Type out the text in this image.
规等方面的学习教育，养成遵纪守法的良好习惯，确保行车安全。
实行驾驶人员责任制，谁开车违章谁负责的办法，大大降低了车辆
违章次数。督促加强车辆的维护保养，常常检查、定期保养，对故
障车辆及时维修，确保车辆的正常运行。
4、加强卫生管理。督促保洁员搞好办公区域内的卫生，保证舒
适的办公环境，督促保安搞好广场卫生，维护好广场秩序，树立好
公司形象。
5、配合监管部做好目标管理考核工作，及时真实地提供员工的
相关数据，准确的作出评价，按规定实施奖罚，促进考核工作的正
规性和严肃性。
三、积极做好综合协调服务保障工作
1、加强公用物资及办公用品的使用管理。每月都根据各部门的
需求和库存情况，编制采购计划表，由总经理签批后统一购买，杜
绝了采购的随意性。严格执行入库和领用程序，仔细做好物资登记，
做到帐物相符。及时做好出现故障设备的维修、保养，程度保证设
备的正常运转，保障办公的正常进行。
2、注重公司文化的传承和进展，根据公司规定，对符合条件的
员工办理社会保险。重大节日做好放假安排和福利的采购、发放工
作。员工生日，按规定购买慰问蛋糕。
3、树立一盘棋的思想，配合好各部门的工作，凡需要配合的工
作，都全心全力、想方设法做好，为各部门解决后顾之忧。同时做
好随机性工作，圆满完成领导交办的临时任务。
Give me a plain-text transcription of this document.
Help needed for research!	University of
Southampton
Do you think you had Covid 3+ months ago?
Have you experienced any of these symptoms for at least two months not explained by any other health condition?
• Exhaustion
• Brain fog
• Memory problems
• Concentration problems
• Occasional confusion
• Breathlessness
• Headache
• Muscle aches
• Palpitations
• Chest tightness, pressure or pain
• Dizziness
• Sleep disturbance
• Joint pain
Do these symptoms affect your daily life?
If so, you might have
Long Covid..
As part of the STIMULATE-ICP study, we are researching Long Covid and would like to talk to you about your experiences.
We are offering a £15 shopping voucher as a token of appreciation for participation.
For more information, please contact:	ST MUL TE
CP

Given instruction: Nothing but the lines from the line with "Give me a plain-text" to the last line of the listing above should appear; please retype them exactly, both ends included.

Response:
Give me a plain-text transcription of this document.
Help needed for research!	University of
Southampton
Do you think you had Covid 3+ months ago?
Have you experienced any of these symptoms for at least two months not explained by any other health condition?
• Exhaustion
• Brain fog
• Memory problems
• Concentration problems
• Occasional confusion
• Breathlessness
• Headache
• Muscle aches
• Palpitations
• Chest tightness, pressure or pain
• Dizziness
• Sleep disturbance
• Joint pain
Do these symptoms affect your daily life?
If so, you might have
Long Covid..
As part of the STIMULATE-ICP study, we are researching Long Covid and would like to talk to you about your experiences.
We are offering a £15 shopping voucher as a token of appreciation for participation.
For more information, please contact:	ST MUL TE
CP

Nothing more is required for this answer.